GOAL ->
Tally the lines that contain the string "category" and state that total without comment.

Records ->
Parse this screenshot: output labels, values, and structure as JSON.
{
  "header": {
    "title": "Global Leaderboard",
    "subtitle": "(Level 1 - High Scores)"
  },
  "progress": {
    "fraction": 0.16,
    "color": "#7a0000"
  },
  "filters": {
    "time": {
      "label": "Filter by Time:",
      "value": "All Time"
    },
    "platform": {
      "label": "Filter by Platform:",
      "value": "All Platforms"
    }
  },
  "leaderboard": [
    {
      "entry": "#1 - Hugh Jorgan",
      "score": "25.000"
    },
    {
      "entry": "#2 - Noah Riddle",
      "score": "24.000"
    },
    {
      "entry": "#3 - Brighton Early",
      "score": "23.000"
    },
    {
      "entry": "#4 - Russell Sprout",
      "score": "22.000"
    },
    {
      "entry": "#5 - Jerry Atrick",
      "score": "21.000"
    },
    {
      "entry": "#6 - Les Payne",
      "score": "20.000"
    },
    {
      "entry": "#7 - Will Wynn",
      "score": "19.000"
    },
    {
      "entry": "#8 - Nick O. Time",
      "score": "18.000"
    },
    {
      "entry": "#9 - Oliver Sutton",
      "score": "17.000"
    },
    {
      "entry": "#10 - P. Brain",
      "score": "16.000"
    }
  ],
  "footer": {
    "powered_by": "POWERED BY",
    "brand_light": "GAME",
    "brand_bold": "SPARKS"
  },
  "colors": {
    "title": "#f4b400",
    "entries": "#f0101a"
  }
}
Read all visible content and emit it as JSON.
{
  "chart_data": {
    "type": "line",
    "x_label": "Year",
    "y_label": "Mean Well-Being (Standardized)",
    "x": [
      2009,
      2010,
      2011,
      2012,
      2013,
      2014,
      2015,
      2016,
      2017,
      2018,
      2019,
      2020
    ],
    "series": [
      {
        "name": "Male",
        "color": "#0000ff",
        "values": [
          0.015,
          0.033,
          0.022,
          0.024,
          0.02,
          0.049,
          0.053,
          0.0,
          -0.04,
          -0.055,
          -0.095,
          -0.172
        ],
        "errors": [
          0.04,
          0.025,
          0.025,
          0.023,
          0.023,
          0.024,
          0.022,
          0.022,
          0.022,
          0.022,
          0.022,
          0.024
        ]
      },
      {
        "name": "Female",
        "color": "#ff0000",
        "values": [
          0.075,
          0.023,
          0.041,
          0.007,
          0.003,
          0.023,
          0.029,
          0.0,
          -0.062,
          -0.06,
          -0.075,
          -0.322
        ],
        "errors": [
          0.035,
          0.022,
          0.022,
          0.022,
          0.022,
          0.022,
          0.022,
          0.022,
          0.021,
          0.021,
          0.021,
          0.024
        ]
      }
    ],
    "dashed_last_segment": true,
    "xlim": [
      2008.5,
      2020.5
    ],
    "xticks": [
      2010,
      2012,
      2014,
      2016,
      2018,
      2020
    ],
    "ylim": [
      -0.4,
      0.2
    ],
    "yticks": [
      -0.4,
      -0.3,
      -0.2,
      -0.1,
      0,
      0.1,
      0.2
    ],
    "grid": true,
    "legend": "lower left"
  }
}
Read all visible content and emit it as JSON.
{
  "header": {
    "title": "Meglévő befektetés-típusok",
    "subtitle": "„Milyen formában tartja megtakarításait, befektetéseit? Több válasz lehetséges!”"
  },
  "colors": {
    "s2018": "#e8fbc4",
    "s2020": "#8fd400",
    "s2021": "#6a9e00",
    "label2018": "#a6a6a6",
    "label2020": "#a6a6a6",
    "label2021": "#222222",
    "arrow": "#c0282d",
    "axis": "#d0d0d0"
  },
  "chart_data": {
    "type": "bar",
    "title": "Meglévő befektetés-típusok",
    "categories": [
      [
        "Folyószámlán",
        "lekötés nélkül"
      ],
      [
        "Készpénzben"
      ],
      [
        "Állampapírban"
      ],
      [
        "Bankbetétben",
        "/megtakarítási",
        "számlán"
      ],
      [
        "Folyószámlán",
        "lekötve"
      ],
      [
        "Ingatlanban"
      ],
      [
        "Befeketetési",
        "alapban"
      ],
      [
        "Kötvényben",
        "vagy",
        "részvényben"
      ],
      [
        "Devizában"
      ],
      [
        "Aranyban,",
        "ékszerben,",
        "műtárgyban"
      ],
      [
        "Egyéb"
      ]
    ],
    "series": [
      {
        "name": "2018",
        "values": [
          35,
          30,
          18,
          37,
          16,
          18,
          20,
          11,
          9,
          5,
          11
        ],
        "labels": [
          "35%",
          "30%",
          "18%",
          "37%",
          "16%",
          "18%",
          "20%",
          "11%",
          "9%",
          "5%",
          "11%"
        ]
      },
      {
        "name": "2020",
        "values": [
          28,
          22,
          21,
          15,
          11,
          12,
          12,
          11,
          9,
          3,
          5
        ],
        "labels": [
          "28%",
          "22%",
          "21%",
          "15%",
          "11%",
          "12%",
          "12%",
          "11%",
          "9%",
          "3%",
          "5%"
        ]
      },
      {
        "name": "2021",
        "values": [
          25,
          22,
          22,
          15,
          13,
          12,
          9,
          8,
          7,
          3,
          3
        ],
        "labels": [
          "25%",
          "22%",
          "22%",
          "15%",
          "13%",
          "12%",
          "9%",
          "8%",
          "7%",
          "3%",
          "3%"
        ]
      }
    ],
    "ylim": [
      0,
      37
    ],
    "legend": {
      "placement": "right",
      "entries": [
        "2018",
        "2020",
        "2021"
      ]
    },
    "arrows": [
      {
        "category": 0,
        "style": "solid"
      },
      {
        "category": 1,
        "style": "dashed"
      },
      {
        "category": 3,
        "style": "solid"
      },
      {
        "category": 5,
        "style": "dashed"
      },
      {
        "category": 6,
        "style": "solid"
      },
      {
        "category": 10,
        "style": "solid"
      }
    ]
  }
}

EXERCISE RESPONSE ->
6